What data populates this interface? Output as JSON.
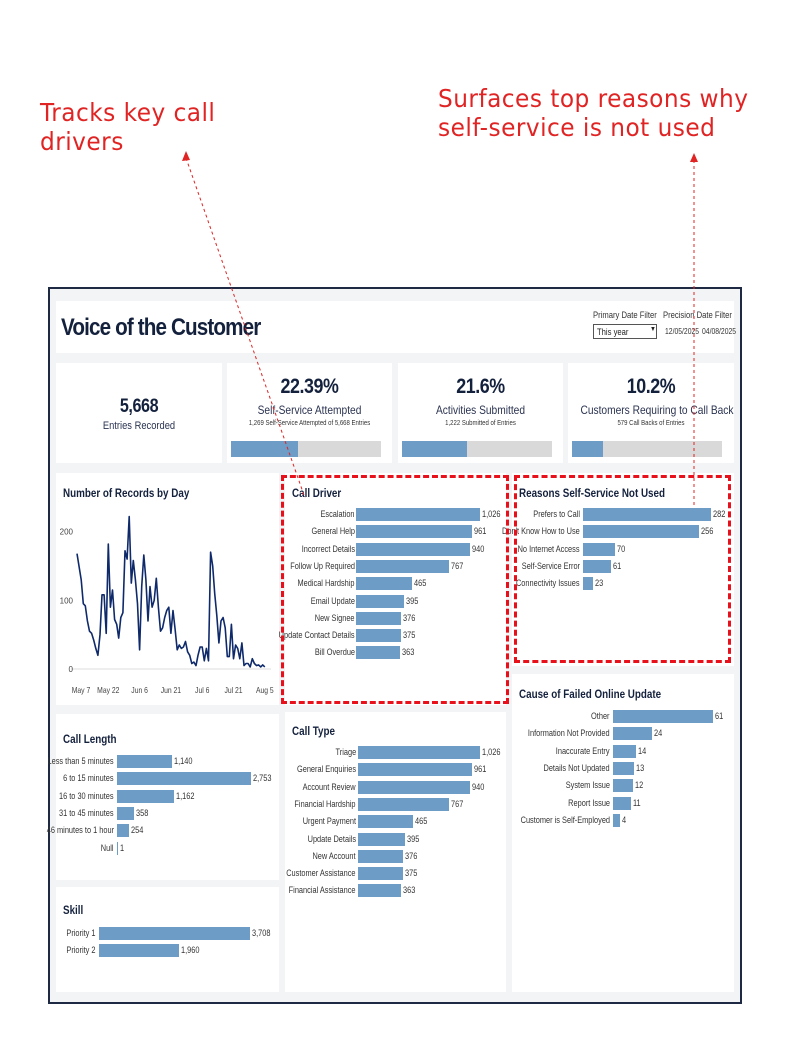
{
  "annotations": {
    "left": [
      "Tracks key call",
      "drivers"
    ],
    "right": [
      "Surfaces top reasons why",
      "self-service is not used"
    ],
    "color": "#e02424"
  },
  "header": {
    "title": "Voice of the Customer",
    "primary_filter_label": "Primary Date Filter",
    "primary_filter_value": "This year",
    "precision_filter_label": "Precision Date Filter",
    "precision_start": "12/05/2025",
    "precision_end": "04/08/2025"
  },
  "kpis": [
    {
      "value": "5,668",
      "label": "Entries Recorded"
    },
    {
      "value": "22.39%",
      "label": "Self-Service Attempted",
      "sub": "1,269 Self-Service Attempted of 5,668 Entries",
      "progress": 0.2239
    },
    {
      "value": "21.6%",
      "label": "Activities Submitted",
      "sub": "1,222 Submitted of  Entries",
      "progress": 0.216
    },
    {
      "value": "10.2%",
      "label": "Customers Requiring to Call Back",
      "sub": "579 Call Backs of  Entries",
      "progress": 0.102
    }
  ],
  "colors": {
    "bar": "#6d9cc6",
    "line": "#0f2a6b",
    "frame": "#1e2a44",
    "track": "#d9d9d9"
  },
  "chart_data": [
    {
      "id": "records_by_day",
      "type": "line",
      "title": "Number of Records by Day",
      "x_ticks": [
        "May 7",
        "May 22",
        "Jun 6",
        "Jun 21",
        "Jul 6",
        "Jul 21",
        "Aug 5"
      ],
      "y_ticks": [
        "0",
        "100",
        "200"
      ],
      "ylim": [
        0,
        230
      ],
      "day_range": [
        0,
        92
      ],
      "points": [
        [
          0,
          168
        ],
        [
          2,
          130
        ],
        [
          3,
          95
        ],
        [
          4,
          92
        ],
        [
          5,
          70
        ],
        [
          6,
          55
        ],
        [
          7,
          52
        ],
        [
          8,
          42
        ],
        [
          9,
          30
        ],
        [
          10,
          20
        ],
        [
          11,
          50
        ],
        [
          12,
          108
        ],
        [
          13,
          108
        ],
        [
          14,
          52
        ],
        [
          15,
          182
        ],
        [
          16,
          90
        ],
        [
          17,
          115
        ],
        [
          18,
          72
        ],
        [
          19,
          65
        ],
        [
          20,
          45
        ],
        [
          21,
          75
        ],
        [
          22,
          82
        ],
        [
          23,
          172
        ],
        [
          24,
          160
        ],
        [
          25,
          222
        ],
        [
          26,
          125
        ],
        [
          27,
          158
        ],
        [
          28,
          130
        ],
        [
          29,
          95
        ],
        [
          30,
          28
        ],
        [
          31,
          120
        ],
        [
          32,
          166
        ],
        [
          33,
          130
        ],
        [
          34,
          70
        ],
        [
          35,
          120
        ],
        [
          36,
          90
        ],
        [
          37,
          100
        ],
        [
          38,
          132
        ],
        [
          39,
          90
        ],
        [
          40,
          55
        ],
        [
          41,
          60
        ],
        [
          42,
          75
        ],
        [
          43,
          85
        ],
        [
          44,
          90
        ],
        [
          45,
          52
        ],
        [
          46,
          85
        ],
        [
          47,
          58
        ],
        [
          48,
          28
        ],
        [
          49,
          35
        ],
        [
          50,
          30
        ],
        [
          51,
          32
        ],
        [
          52,
          40
        ],
        [
          53,
          25
        ],
        [
          54,
          20
        ],
        [
          55,
          8
        ],
        [
          56,
          10
        ],
        [
          57,
          5
        ],
        [
          58,
          20
        ],
        [
          59,
          32
        ],
        [
          60,
          32
        ],
        [
          61,
          12
        ],
        [
          62,
          30
        ],
        [
          63,
          12
        ],
        [
          64,
          170
        ],
        [
          65,
          150
        ],
        [
          66,
          110
        ],
        [
          67,
          78
        ],
        [
          68,
          38
        ],
        [
          69,
          70
        ],
        [
          70,
          75
        ],
        [
          71,
          60
        ],
        [
          72,
          18
        ],
        [
          73,
          18
        ],
        [
          74,
          65
        ],
        [
          75,
          15
        ],
        [
          76,
          35
        ],
        [
          77,
          30
        ],
        [
          78,
          15
        ],
        [
          79,
          38
        ],
        [
          80,
          5
        ],
        [
          81,
          8
        ],
        [
          82,
          8
        ],
        [
          83,
          3
        ],
        [
          84,
          15
        ],
        [
          85,
          8
        ],
        [
          86,
          5
        ],
        [
          87,
          6
        ],
        [
          88,
          3
        ],
        [
          89,
          6
        ],
        [
          90,
          3
        ]
      ]
    },
    {
      "id": "call_driver",
      "type": "bar",
      "title": "Call Driver",
      "categories": [
        "Escalation",
        "General Help",
        "Incorrect Details",
        "Follow Up Required",
        "Medical Hardship",
        "Email Update",
        "New Signee",
        "Update Contact Details",
        "Bill Overdue"
      ],
      "values": [
        1026,
        961,
        940,
        767,
        465,
        395,
        376,
        375,
        363
      ],
      "labels": [
        "1,026",
        "961",
        "940",
        "767",
        "465",
        "395",
        "376",
        "375",
        "363"
      ]
    },
    {
      "id": "reasons_not_used",
      "type": "bar",
      "title": "Reasons Self-Service Not Used",
      "categories": [
        "Prefers to Call",
        "Don't Know How to Use",
        "No Internet Access",
        "Self-Service Error",
        "Connectivity Issues"
      ],
      "values": [
        282,
        256,
        70,
        61,
        23
      ],
      "labels": [
        "282",
        "256",
        "70",
        "61",
        "23"
      ]
    },
    {
      "id": "failed_update",
      "type": "bar",
      "title": "Cause of Failed Online Update",
      "categories": [
        "Other",
        "Information Not Provided",
        "Inaccurate Entry",
        "Details Not Updated",
        "System Issue",
        "Report Issue",
        "Customer is Self-Employed"
      ],
      "values": [
        61,
        24,
        14,
        13,
        12,
        11,
        4
      ],
      "labels": [
        "61",
        "24",
        "14",
        "13",
        "12",
        "11",
        "4"
      ]
    },
    {
      "id": "call_length",
      "type": "bar",
      "title": "Call Length",
      "categories": [
        "Less than 5 minutes",
        "6 to 15 minutes",
        "16 to 30 minutes",
        "31 to 45 minutes",
        "46 minutes to 1 hour",
        "Null"
      ],
      "values": [
        1140,
        2753,
        1162,
        358,
        254,
        1
      ],
      "labels": [
        "1,140",
        "2,753",
        "1,162",
        "358",
        "254",
        "1"
      ]
    },
    {
      "id": "call_type",
      "type": "bar",
      "title": "Call Type",
      "categories": [
        "Triage",
        "General Enquiries",
        "Account Review",
        "Financial Hardship",
        "Urgent Payment",
        "Update Details",
        "New Account",
        "Customer Assistance",
        "Financial Assistance"
      ],
      "values": [
        1026,
        961,
        940,
        767,
        465,
        395,
        376,
        375,
        363
      ],
      "labels": [
        "1,026",
        "961",
        "940",
        "767",
        "465",
        "395",
        "376",
        "375",
        "363"
      ]
    },
    {
      "id": "skill",
      "type": "bar",
      "title": "Skill",
      "categories": [
        "Priority 1",
        "Priority 2"
      ],
      "values": [
        3708,
        1960
      ],
      "labels": [
        "3,708",
        "1,960"
      ]
    }
  ]
}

*AIM OF THE TASK*:
Copy out every line holding the string "Submitted".

*WRITTEN SOLUTION*:
      "label": "Activities Submitted",
      "sub": "1,222 Submitted of  Entries",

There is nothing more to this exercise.